**OBJECTIVE:** Work out how many lines hold "Порядок". Give the number and nothing else.
## BEGIN
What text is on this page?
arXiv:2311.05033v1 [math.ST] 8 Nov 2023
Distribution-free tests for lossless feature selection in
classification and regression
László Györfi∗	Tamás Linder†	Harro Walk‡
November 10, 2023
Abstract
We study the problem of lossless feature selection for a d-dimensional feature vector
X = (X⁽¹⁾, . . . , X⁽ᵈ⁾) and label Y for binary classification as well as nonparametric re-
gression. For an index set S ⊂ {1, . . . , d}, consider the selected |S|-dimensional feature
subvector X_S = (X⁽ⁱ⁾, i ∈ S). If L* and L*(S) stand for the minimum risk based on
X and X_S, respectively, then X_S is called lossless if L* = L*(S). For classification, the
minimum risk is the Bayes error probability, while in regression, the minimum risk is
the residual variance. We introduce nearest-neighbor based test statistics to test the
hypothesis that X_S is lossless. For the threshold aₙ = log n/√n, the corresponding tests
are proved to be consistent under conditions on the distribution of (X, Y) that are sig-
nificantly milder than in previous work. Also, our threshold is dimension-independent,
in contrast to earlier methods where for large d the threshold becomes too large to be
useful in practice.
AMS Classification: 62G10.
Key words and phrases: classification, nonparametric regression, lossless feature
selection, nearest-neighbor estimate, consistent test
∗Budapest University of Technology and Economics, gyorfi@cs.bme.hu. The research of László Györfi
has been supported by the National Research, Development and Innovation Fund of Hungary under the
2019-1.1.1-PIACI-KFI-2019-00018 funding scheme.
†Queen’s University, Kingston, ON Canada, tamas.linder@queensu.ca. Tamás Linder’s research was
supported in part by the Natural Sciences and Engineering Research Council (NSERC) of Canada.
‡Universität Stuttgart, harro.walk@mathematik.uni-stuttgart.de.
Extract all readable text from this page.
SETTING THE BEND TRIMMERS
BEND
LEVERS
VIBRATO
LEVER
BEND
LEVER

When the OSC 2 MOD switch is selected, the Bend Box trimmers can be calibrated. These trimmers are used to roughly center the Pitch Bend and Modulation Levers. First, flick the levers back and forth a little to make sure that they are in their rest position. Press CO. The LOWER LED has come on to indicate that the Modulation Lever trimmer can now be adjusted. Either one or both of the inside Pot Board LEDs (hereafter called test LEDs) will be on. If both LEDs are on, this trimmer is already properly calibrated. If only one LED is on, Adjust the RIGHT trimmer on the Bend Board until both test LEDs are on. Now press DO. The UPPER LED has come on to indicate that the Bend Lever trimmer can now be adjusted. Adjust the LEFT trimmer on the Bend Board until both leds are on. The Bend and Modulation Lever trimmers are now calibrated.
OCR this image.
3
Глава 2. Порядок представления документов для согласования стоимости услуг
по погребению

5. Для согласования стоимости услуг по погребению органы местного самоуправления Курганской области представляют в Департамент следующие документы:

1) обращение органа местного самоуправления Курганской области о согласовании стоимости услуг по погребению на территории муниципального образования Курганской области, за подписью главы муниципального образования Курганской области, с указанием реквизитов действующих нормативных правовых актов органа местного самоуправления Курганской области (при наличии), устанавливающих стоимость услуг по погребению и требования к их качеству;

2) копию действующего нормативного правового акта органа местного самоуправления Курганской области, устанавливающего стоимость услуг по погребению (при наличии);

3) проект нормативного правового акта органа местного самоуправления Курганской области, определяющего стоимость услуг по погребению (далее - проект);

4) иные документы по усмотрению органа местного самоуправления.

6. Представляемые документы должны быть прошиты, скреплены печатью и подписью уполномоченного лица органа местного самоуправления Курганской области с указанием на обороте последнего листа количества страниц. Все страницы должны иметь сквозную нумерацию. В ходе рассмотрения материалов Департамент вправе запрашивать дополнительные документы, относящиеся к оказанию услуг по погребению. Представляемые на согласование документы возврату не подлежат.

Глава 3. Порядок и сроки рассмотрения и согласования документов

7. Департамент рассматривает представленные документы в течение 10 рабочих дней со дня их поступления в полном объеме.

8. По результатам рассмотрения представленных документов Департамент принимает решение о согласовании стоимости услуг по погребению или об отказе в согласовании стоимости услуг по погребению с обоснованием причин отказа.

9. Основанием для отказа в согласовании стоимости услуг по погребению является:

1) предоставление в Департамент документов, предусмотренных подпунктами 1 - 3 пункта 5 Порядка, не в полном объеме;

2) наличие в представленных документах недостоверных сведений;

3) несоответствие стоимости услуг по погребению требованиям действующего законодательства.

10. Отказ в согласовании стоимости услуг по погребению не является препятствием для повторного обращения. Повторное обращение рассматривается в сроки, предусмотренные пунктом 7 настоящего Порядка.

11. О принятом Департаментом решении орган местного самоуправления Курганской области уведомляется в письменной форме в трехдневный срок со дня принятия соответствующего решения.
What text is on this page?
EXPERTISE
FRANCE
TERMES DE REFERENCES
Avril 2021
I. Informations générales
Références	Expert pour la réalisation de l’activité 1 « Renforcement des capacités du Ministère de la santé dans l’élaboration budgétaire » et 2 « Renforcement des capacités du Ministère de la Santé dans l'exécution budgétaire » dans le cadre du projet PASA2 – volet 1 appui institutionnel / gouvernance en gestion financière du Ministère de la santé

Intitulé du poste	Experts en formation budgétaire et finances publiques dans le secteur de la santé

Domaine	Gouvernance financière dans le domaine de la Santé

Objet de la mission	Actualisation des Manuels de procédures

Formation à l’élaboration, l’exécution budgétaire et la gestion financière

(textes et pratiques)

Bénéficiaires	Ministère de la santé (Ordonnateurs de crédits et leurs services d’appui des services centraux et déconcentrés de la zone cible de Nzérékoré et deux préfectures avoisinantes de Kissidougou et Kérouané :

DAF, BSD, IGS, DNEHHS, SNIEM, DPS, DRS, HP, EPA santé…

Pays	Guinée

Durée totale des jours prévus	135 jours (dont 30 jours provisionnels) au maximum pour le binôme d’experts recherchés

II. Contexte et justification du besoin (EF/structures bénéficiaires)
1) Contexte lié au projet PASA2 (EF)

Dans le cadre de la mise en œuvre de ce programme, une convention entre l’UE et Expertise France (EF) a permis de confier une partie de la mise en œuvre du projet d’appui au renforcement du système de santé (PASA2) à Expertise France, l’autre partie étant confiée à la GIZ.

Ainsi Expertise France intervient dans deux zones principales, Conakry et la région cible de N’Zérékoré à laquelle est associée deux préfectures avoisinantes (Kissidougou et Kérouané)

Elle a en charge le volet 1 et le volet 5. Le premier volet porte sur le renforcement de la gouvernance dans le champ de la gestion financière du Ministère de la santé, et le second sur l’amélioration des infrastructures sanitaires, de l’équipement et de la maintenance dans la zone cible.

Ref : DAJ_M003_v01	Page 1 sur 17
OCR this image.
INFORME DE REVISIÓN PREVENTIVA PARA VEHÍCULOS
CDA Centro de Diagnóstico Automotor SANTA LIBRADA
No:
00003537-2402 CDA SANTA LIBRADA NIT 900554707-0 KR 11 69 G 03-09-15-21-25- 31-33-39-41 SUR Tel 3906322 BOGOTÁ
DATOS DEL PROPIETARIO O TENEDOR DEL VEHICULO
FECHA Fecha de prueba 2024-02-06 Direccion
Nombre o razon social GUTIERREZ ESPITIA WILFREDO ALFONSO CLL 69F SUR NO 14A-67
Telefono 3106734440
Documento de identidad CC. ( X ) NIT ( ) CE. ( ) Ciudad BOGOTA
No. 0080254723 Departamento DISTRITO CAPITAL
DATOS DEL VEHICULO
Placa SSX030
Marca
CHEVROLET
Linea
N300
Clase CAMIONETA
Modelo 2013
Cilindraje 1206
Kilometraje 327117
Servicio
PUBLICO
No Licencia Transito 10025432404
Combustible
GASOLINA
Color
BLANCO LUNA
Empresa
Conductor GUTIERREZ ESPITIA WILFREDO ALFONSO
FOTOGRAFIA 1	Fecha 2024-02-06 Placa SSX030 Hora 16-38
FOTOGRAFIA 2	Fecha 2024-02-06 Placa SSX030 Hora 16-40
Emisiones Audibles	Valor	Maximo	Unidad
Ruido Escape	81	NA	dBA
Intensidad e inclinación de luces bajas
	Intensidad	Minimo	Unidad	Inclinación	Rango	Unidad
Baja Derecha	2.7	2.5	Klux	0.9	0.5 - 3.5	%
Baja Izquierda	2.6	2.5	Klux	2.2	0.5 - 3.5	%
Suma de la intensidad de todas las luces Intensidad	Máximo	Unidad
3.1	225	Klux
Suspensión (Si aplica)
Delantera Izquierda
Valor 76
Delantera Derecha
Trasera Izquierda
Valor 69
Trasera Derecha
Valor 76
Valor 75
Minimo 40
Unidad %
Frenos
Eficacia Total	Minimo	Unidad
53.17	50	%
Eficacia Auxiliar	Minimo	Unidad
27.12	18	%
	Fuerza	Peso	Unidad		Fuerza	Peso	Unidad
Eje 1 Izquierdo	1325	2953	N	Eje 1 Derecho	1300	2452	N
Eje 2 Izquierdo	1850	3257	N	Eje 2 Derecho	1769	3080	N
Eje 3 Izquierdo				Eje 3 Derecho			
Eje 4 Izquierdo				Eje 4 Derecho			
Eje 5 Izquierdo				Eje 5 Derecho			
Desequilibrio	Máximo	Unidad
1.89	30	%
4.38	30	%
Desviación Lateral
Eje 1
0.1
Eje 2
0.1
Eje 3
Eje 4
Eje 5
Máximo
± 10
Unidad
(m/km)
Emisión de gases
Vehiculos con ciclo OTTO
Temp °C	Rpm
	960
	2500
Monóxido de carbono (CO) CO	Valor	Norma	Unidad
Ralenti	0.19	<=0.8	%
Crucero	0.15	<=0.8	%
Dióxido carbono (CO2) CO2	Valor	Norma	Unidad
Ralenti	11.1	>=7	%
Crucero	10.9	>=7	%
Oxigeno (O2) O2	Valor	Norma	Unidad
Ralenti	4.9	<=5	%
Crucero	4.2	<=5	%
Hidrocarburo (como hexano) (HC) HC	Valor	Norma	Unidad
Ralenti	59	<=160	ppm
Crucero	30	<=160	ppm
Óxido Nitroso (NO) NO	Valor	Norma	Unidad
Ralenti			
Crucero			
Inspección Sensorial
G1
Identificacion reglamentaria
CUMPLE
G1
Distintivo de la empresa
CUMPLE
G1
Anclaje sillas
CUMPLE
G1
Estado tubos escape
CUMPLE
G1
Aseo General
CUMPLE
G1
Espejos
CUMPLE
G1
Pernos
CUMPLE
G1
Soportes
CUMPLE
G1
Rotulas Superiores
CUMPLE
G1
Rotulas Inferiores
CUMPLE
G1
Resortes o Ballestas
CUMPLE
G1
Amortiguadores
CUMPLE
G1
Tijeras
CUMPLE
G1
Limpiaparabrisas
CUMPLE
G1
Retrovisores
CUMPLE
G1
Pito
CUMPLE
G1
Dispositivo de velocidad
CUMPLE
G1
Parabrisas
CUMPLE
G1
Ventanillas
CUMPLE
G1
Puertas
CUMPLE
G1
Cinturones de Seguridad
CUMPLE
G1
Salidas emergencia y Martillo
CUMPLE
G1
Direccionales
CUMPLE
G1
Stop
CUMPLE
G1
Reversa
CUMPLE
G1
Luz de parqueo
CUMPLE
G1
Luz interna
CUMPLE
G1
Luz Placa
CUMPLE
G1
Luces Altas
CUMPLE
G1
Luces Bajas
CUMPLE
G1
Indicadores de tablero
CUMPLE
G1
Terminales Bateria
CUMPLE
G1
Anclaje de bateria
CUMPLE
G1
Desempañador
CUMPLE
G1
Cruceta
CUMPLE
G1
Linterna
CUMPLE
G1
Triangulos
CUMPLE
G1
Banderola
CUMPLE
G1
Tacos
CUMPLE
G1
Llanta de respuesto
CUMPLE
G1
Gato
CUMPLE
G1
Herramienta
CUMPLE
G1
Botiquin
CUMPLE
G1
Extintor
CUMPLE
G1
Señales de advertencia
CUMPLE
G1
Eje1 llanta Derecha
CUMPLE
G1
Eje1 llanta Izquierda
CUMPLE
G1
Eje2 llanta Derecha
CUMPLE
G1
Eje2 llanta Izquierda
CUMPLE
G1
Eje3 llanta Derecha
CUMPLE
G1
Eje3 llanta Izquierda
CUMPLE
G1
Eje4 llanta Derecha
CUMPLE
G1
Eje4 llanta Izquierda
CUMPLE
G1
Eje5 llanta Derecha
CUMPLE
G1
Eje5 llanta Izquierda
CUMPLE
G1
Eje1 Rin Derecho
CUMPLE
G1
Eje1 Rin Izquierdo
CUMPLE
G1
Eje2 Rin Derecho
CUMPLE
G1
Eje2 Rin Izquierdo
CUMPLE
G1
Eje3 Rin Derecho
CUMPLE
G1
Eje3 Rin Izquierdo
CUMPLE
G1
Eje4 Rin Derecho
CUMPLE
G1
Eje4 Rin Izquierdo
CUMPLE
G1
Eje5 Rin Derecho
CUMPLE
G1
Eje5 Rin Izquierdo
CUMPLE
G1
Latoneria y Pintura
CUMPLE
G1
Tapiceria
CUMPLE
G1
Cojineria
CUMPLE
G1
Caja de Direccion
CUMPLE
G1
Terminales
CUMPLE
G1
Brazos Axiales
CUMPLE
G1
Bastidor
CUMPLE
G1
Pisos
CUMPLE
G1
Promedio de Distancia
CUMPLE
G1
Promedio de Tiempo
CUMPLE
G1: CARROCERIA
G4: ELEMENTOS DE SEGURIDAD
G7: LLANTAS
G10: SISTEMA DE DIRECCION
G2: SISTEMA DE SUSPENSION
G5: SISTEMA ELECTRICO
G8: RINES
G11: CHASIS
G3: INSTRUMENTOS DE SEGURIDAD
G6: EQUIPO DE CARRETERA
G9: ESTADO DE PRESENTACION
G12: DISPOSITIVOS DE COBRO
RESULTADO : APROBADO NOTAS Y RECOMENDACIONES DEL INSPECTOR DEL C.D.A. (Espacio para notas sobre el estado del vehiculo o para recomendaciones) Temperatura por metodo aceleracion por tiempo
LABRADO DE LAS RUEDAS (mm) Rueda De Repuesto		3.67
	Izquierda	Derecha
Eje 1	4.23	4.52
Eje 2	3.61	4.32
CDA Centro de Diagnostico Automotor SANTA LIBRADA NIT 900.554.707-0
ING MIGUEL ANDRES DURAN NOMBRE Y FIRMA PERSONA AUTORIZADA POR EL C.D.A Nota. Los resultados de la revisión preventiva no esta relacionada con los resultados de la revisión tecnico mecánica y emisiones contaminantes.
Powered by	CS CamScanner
## END
**TASK SOLUTION:** 2